[TO BE DONE]:
Turn everything in the items below, from the line containing "Patent image size: (995, 718)." down to the line containing "The stepped portion 64 is at (498, 251).", both included, into a numbered list. Leave out blank lines.

----------------

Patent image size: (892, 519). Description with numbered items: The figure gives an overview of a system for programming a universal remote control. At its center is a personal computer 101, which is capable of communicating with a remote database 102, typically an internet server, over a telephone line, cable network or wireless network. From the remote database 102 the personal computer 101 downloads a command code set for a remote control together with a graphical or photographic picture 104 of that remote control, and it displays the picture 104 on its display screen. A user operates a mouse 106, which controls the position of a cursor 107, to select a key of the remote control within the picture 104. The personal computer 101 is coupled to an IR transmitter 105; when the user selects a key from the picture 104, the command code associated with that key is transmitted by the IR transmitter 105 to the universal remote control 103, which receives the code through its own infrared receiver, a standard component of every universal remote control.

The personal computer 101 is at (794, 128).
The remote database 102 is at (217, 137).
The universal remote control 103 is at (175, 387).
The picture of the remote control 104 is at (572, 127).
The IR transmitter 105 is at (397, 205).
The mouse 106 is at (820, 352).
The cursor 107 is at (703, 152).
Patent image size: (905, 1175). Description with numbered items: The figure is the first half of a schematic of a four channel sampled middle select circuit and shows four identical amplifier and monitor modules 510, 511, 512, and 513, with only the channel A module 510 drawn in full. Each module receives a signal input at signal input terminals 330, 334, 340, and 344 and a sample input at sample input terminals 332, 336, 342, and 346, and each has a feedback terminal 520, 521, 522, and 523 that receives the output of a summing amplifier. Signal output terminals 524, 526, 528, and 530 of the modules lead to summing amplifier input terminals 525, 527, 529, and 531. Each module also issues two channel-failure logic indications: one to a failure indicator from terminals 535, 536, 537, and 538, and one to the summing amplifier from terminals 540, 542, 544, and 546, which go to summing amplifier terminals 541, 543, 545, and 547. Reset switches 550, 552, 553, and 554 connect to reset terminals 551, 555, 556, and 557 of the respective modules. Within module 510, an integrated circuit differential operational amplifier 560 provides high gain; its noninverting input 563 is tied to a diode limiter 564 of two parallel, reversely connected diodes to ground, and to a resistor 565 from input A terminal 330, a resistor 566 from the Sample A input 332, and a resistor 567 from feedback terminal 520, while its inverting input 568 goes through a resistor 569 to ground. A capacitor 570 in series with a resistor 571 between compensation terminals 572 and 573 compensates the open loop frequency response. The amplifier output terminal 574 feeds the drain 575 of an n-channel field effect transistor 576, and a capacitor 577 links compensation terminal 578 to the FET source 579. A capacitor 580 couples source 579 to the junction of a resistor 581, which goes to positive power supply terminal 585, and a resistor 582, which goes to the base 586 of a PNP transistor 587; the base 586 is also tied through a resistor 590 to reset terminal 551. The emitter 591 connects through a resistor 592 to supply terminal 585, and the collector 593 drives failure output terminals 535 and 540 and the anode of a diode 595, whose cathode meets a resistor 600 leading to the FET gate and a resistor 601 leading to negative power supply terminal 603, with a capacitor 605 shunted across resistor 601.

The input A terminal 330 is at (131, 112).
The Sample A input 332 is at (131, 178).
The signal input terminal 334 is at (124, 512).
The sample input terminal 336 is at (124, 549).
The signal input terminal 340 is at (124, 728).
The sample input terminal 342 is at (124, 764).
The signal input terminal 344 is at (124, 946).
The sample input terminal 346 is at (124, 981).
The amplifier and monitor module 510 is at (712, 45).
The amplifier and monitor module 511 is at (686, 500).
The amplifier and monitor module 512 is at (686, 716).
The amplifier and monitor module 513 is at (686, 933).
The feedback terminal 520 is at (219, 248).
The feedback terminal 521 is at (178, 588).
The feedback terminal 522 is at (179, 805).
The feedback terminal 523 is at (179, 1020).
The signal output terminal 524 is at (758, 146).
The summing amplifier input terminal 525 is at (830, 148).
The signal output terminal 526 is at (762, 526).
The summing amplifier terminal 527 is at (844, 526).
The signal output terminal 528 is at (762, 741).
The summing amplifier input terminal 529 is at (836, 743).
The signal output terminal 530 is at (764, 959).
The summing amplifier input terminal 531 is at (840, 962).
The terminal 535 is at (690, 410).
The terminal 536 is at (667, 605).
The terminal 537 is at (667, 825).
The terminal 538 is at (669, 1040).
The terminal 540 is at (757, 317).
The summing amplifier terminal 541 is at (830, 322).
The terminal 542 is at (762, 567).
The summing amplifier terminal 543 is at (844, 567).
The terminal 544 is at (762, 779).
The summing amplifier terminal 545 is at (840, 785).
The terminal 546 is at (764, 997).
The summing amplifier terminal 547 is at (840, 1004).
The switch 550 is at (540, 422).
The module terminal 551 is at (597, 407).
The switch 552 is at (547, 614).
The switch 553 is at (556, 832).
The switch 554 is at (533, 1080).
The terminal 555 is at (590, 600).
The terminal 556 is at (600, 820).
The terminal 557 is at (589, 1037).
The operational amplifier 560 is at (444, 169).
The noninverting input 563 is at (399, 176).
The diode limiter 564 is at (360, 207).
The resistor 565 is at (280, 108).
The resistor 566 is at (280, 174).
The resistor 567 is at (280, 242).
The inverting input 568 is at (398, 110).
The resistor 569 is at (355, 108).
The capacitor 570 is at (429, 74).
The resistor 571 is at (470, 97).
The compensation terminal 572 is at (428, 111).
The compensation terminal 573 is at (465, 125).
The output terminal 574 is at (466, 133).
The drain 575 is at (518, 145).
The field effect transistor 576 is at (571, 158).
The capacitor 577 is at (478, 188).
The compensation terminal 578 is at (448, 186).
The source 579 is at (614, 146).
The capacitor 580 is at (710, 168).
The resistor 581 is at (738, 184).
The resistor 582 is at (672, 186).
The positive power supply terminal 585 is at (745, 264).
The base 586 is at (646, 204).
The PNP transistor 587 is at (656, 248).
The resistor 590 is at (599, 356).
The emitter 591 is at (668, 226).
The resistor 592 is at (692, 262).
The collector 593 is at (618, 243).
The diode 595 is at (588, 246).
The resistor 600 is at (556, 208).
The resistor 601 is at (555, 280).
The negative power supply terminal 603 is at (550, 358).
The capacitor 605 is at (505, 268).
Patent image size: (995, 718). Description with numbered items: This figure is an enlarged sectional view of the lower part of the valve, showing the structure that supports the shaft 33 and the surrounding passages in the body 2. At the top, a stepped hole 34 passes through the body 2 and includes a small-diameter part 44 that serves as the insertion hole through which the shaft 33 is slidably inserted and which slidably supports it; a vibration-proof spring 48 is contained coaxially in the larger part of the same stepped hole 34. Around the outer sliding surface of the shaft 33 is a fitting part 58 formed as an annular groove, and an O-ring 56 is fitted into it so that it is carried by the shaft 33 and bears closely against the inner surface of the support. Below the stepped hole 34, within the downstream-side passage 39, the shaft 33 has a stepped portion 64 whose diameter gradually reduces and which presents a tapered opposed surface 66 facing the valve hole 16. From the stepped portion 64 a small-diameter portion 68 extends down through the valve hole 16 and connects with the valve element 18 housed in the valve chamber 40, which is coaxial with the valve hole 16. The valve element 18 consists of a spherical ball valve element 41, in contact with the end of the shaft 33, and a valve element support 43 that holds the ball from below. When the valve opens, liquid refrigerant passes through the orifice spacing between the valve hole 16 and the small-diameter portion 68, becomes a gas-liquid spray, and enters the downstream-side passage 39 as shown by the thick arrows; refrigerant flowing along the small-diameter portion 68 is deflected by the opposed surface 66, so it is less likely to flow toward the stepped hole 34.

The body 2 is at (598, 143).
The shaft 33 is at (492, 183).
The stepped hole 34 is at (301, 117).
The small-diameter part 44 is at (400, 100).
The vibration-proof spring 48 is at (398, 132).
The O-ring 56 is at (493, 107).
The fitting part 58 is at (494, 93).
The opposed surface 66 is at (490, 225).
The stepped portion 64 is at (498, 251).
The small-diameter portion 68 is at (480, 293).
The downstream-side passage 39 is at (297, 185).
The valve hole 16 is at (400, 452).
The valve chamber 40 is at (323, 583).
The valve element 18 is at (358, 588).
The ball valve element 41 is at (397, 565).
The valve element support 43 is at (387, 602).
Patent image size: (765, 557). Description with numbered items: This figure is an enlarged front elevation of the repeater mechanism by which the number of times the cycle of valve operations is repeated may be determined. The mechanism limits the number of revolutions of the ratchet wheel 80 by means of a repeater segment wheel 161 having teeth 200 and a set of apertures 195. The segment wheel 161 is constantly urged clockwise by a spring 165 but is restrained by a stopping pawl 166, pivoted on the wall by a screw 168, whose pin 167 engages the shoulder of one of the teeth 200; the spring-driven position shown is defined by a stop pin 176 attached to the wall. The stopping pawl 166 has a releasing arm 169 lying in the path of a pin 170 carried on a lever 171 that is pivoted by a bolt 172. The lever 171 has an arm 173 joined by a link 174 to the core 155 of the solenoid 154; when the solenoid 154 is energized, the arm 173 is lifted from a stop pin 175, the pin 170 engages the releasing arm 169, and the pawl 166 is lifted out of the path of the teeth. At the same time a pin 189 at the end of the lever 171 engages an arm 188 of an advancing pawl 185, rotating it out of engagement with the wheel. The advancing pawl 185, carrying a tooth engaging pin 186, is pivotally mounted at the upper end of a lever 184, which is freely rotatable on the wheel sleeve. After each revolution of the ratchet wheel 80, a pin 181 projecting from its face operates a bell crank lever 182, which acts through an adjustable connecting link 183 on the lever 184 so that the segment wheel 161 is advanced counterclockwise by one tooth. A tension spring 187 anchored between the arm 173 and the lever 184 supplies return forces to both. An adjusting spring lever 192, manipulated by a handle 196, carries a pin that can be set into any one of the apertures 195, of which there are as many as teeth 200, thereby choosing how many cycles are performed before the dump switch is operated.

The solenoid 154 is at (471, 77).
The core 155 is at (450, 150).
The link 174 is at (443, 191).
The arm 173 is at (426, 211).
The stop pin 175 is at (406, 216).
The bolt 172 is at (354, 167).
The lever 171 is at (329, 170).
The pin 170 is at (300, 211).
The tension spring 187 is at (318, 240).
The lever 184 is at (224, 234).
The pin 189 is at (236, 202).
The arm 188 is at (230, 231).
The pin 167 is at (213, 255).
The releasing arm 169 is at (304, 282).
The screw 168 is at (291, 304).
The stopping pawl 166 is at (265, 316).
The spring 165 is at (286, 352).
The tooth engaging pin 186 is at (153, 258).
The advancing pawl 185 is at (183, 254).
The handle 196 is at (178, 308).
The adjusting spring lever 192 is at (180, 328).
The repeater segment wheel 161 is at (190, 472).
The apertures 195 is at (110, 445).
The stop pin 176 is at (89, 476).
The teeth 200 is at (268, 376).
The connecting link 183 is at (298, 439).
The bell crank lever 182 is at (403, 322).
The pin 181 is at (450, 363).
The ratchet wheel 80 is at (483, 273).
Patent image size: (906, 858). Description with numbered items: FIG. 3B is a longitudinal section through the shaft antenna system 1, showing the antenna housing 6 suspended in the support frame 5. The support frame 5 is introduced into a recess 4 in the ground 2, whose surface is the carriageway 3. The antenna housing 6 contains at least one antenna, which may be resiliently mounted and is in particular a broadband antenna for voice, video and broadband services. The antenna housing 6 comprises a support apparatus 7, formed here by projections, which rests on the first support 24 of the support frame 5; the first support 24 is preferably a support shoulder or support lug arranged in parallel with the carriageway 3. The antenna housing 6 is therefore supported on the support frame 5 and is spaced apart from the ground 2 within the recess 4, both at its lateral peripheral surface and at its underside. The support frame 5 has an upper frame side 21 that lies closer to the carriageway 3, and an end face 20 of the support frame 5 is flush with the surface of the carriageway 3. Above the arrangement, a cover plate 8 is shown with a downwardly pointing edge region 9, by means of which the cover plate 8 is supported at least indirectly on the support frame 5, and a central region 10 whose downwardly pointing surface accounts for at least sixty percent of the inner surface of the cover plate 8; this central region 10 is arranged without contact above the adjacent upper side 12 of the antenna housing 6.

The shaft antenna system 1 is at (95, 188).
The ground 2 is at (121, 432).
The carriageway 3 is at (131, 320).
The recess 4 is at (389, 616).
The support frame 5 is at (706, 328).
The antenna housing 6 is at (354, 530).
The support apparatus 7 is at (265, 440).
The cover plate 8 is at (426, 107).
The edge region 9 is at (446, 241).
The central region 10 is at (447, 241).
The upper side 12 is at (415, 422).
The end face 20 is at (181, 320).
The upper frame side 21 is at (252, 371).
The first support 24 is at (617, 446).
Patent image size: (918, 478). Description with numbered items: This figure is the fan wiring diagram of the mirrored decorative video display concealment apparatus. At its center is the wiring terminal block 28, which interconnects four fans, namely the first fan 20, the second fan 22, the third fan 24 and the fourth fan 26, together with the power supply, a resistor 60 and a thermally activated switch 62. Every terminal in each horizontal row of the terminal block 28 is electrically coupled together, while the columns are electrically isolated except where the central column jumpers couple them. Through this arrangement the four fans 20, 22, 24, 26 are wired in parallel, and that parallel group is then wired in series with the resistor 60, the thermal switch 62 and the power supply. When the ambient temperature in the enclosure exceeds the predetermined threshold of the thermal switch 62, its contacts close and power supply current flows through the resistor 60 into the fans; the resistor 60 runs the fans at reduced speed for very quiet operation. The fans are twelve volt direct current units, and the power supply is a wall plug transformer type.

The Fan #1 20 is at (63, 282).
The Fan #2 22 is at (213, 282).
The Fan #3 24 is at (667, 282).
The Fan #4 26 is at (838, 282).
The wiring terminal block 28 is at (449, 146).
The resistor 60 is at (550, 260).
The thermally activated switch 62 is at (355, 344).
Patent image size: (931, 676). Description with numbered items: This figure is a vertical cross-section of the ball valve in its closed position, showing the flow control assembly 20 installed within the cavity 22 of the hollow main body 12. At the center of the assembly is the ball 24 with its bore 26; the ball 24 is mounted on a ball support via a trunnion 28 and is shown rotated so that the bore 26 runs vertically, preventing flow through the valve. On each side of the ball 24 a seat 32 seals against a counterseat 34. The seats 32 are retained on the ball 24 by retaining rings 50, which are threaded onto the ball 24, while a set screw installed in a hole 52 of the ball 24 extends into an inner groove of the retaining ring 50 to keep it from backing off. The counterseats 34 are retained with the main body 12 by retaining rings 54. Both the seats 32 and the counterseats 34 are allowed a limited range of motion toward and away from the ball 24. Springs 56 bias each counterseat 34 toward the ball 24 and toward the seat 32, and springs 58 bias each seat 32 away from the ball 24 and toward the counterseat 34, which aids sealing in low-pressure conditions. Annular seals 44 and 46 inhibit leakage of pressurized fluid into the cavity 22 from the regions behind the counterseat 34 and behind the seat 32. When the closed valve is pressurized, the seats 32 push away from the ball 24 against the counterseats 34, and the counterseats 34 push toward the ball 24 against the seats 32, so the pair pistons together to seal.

----------------

[FINISHED ANSWER]:
1. Patent image size: (995, 718). Description with numbered items: This figure is an enlarged sectional view of the lower part of the valve, showing the structure that supports the shaft 33 and the surrounding passages in the body 2. At the top, a stepped hole 34 passes through the body 2 and includes a small-diameter part 44 that serves as the insertion hole through which the shaft 33 is slidably inserted and which slidably supports it; a vibration-proof spring 48 is contained coaxially in the larger part of the same stepped hole 34. Around the outer sliding surface of the shaft 33 is a fitting part 58 formed as an annular groove, and an O-ring 56 is fitted into it so that it is carried by the shaft 33 and bears closely against the inner surface of the support. Below the stepped hole 34, within the downstream-side passage 39, the shaft 33 has a stepped portion 64 whose diameter gradually reduces and which presents a tapered opposed surface 66 facing the valve hole 16. From the stepped portion 64 a small-diameter portion 68 extends down through the valve hole 16 and connects with the valve element 18 housed in the valve chamber 40, which is coaxial with the valve hole 16. The valve element 18 consists of a spherical ball valve element 41, in contact with the end of the shaft 33, and a valve element support 43 that holds the ball from below. When the valve opens, liquid refrigerant passes through the orifice spacing between the valve hole 16 and the small-diameter portion 68, becomes a gas-liquid spray, and enters the downstream-side passage 39 as shown by the thick arrows; refrigerant flowing along the small-diameter portion 68 is deflected by the opposed surface 66, so it is less likely to flow toward the stepped hole 34.
2. The body 2 is at (598, 143).
3. The shaft 33 is at (492, 183).
4. The stepped hole 34 is at (301, 117).
5. The small-diameter part 44 is at (400, 100).
6. The vibration-proof spring 48 is at (398, 132).
7. The O-ring 56 is at (493, 107).
8. The fitting part 58 is at (494, 93).
9. The opposed surface 66 is at (490, 225).
10. The stepped portion 64 is at (498, 251).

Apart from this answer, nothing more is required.